====== THE INPUT

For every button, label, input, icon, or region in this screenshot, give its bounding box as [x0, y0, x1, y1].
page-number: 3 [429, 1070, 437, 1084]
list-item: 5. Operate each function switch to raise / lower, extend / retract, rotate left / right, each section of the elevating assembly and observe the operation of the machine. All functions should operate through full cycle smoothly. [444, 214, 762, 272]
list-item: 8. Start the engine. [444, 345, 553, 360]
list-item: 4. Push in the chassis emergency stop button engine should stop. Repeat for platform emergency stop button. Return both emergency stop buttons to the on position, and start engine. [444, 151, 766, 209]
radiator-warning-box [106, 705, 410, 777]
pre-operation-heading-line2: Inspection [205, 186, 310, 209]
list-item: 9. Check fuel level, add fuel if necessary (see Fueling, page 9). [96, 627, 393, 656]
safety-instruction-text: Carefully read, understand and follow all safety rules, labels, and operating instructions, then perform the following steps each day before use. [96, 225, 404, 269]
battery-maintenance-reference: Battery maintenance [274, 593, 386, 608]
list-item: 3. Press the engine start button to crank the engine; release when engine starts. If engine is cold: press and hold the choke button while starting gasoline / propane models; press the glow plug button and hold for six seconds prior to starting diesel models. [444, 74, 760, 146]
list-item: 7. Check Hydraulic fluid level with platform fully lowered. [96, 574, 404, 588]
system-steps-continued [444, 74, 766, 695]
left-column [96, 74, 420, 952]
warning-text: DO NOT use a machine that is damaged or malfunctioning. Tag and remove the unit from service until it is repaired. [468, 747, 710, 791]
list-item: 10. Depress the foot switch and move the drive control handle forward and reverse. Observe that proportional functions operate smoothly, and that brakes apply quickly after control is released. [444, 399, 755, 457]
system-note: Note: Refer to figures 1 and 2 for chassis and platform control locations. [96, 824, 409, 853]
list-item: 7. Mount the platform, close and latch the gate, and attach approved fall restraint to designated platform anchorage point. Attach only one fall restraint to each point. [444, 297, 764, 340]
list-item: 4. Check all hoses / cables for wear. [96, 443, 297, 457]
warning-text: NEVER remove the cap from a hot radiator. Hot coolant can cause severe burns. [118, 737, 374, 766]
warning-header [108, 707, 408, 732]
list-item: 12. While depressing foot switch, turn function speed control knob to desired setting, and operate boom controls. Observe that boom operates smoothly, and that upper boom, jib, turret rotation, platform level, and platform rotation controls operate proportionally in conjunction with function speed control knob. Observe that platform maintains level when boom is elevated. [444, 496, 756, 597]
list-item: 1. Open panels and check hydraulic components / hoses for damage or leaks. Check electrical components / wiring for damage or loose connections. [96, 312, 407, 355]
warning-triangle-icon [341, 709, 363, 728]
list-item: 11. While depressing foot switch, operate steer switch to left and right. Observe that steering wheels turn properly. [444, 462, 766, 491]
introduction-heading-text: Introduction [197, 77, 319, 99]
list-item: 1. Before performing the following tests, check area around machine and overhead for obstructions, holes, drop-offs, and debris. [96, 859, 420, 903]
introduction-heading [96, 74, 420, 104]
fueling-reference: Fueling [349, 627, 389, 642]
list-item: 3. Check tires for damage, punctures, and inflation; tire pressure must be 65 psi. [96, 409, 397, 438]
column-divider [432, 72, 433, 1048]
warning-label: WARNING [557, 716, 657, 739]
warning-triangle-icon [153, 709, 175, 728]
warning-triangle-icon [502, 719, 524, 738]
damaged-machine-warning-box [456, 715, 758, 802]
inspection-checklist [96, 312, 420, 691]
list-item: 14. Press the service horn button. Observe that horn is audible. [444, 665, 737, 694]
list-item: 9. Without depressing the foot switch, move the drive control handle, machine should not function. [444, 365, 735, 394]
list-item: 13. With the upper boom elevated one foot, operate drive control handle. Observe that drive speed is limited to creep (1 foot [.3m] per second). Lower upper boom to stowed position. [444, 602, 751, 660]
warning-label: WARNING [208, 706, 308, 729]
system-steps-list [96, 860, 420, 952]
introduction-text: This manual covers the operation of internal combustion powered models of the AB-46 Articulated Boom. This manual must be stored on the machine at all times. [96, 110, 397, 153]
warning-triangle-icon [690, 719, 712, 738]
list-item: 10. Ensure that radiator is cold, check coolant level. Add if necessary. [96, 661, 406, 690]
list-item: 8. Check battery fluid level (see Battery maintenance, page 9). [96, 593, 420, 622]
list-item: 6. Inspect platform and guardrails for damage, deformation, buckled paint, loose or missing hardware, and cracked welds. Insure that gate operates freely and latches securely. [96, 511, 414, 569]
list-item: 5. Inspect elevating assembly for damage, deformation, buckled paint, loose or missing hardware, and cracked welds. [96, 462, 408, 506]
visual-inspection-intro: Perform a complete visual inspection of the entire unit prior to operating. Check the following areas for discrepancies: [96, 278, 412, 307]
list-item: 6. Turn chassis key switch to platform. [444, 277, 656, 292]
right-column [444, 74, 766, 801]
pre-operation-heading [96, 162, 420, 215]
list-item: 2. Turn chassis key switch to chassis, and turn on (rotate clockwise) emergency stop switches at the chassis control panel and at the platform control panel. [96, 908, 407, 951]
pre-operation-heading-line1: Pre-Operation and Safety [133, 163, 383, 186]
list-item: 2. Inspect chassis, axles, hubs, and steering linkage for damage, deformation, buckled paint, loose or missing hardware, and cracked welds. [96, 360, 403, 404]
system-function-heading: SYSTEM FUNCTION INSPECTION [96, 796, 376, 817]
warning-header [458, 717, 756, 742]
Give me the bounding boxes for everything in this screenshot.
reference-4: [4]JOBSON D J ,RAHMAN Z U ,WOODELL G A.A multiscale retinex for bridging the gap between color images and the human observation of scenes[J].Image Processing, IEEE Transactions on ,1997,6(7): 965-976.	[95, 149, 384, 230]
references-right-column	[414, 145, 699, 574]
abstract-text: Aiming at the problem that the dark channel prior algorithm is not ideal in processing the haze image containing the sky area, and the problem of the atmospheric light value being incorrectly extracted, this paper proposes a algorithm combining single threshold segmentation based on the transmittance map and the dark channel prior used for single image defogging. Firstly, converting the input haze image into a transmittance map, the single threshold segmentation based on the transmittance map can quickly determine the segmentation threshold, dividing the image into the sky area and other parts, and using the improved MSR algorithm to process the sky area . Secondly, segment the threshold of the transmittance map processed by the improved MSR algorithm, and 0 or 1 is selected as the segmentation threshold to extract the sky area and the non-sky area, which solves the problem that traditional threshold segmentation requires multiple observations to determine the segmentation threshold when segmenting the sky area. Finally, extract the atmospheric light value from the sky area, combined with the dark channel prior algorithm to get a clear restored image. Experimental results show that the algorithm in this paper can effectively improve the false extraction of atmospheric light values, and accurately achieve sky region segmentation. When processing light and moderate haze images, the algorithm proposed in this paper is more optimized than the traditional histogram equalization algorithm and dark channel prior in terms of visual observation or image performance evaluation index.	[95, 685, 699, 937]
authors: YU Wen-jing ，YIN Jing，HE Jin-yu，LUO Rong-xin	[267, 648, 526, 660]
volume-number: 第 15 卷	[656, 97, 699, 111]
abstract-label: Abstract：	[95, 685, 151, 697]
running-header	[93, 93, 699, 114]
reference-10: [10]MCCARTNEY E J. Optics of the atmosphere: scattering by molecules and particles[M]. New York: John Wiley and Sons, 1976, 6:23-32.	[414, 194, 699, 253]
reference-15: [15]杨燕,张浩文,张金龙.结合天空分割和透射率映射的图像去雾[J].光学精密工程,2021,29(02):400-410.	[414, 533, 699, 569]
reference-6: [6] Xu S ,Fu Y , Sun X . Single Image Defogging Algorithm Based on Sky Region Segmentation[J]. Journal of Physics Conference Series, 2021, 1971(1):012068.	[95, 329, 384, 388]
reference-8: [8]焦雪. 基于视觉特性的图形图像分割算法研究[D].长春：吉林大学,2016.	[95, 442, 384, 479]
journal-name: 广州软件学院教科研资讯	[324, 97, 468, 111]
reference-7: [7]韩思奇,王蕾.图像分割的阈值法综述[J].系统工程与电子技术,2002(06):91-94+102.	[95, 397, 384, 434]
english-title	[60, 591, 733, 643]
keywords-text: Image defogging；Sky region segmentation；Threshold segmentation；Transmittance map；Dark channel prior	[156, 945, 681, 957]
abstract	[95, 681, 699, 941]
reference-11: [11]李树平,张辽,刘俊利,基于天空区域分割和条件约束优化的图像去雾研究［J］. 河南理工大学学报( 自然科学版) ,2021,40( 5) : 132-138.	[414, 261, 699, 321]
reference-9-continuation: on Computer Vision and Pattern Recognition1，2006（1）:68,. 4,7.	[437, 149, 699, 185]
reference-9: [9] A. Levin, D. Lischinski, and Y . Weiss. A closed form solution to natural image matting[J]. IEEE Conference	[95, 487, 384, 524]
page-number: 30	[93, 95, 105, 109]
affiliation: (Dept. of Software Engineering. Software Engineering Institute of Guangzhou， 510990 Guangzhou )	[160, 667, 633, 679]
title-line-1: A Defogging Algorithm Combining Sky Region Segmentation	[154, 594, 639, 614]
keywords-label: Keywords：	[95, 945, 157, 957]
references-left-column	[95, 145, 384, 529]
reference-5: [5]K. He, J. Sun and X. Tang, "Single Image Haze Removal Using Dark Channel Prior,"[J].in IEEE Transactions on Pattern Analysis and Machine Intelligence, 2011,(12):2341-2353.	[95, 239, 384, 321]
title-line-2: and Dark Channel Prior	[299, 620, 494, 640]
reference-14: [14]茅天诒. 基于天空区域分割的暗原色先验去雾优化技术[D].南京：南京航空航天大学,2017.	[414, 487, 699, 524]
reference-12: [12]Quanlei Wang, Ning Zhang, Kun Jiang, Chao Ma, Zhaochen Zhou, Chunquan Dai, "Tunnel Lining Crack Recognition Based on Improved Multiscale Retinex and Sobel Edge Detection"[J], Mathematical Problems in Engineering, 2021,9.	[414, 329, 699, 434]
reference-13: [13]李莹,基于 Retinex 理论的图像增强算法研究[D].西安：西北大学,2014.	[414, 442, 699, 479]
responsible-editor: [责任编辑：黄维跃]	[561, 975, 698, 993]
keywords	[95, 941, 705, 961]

============

> _TASK REQUIREMENTS_
Copy verbatim the lines from the first line of the entries through the line containing "list-item: 8. Start", including both end lines.

> _CORRECT ANSWER_
For every button, label, input, icon, or region in this screenshot, give its bounding box as [x0, y0, x1, y1].
page-number: 3 [429, 1070, 437, 1084]
list-item: 5. Operate each function switch to raise / lower, extend / retract, rotate left / right, each section of the elevating assembly and observe the operation of the machine. All functions should operate through full cycle smoothly. [444, 214, 762, 272]
list-item: 8. Start the engine. [444, 345, 553, 360]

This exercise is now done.